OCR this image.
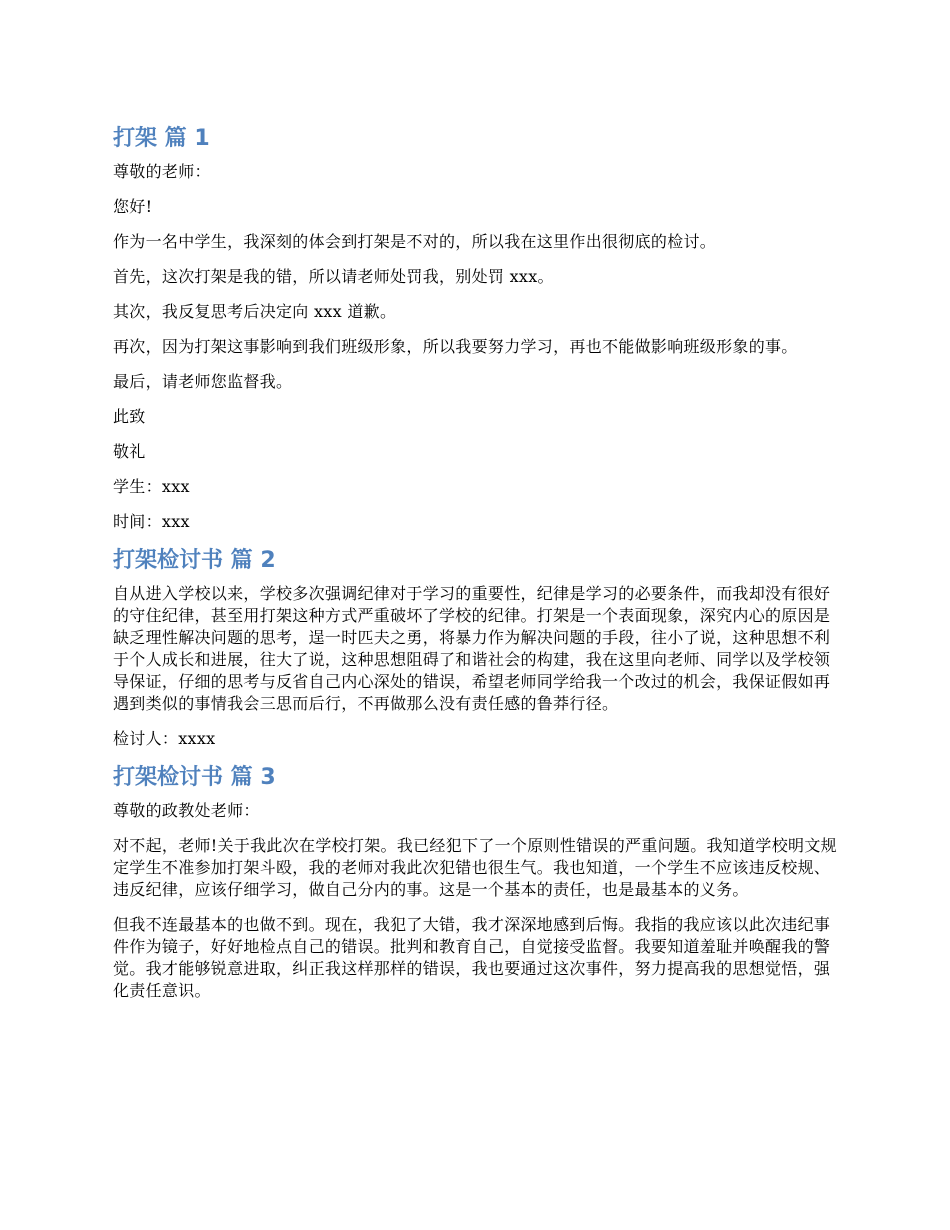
打架 篇 1

尊敬的老师：

您好!

作为一名中学生，我深刻的体会到打架是不对的，所以我在这里作出很彻底的检讨。

首先，这次打架是我的错，所以请老师处罚我，别处罚 xxx。

其次，我反复思考后决定向 xxx 道歉。

再次，因为打架这事影响到我们班级形象，所以我要努力学习，再也不能做影响班级形象的事。

最后，请老师您监督我。

此致

敬礼

学生：xxx

时间：xxx

打架检讨书 篇 2

自从进入学校以来，学校多次强调纪律对于学习的重要性，纪律是学习的必要条件，而我却没有很好的守住纪律，甚至用打架这种方式严重破坏了学校的纪律。打架是一个表面现象，深究内心的原因是缺乏理性解决问题的思考，逞一时匹夫之勇，将暴力作为解决问题的手段，往小了说，这种思想不利于个人成长和进展，往大了说，这种思想阻碍了和谐社会的构建，我在这里向老师、同学以及学校领导保证，仔细的思考与反省自己内心深处的错误，希望老师同学给我一个改过的机会，我保证假如再遇到类似的事情我会三思而后行，不再做那么没有责任感的鲁莽行径。

检讨人：xxxx

打架检讨书 篇 3

尊敬的政教处老师：

对不起，老师!关于我此次在学校打架。我已经犯下了一个原则性错误的严重问题。我知道学校明文规定学生不准参加打架斗殴，我的老师对我此次犯错也很生气。我也知道，一个学生不应该违反校规、违反纪律，应该仔细学习，做自己分内的事。这是一个基本的责任，也是最基本的义务。

但我不连最基本的也做不到。现在，我犯了大错，我才深深地感到后悔。我指的我应该以此次违纪事件作为镜子，好好地检点自己的错误。批判和教育自己，自觉接受监督。我要知道羞耻并唤醒我的警觉。我才能够锐意进取，纠正我这样那样的错误，我也要通过这次事件，努力提高我的思想觉悟，强化责任意识。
--- --- ---
### Set task
Make an exact copy of the records above, with the pictures left out.

### Problem solution
OCR this image.
打架 篇 1

尊敬的老师：

您好!

作为一名中学生，我深刻的体会到打架是不对的，所以我在这里作出很彻底的检讨。

首先，这次打架是我的错，所以请老师处罚我，别处罚 xxx。

其次，我反复思考后决定向 xxx 道歉。

再次，因为打架这事影响到我们班级形象，所以我要努力学习，再也不能做影响班级形象的事。

最后，请老师您监督我。

此致

敬礼

学生：xxx

时间：xxx

打架检讨书 篇 2

自从进入学校以来，学校多次强调纪律对于学习的重要性，纪律是学习的必要条件，而我却没有很好的守住纪律，甚至用打架这种方式严重破坏了学校的纪律。打架是一个表面现象，深究内心的原因是缺乏理性解决问题的思考，逞一时匹夫之勇，将暴力作为解决问题的手段，往小了说，这种思想不利于个人成长和进展，往大了说，这种思想阻碍了和谐社会的构建，我在这里向老师、同学以及学校领导保证，仔细的思考与反省自己内心深处的错误，希望老师同学给我一个改过的机会，我保证假如再遇到类似的事情我会三思而后行，不再做那么没有责任感的鲁莽行径。

检讨人：xxxx

打架检讨书 篇 3

尊敬的政教处老师：

对不起，老师!关于我此次在学校打架。我已经犯下了一个原则性错误的严重问题。我知道学校明文规定学生不准参加打架斗殴，我的老师对我此次犯错也很生气。我也知道，一个学生不应该违反校规、违反纪律，应该仔细学习，做自己分内的事。这是一个基本的责任，也是最基本的义务。

但我不连最基本的也做不到。现在，我犯了大错，我才深深地感到后悔。我指的我应该以此次违纪事件作为镜子，好好地检点自己的错误。批判和教育自己，自觉接受监督。我要知道羞耻并唤醒我的警觉。我才能够锐意进取，纠正我这样那样的错误，我也要通过这次事件，努力提高我的思想觉悟，强化责任意识。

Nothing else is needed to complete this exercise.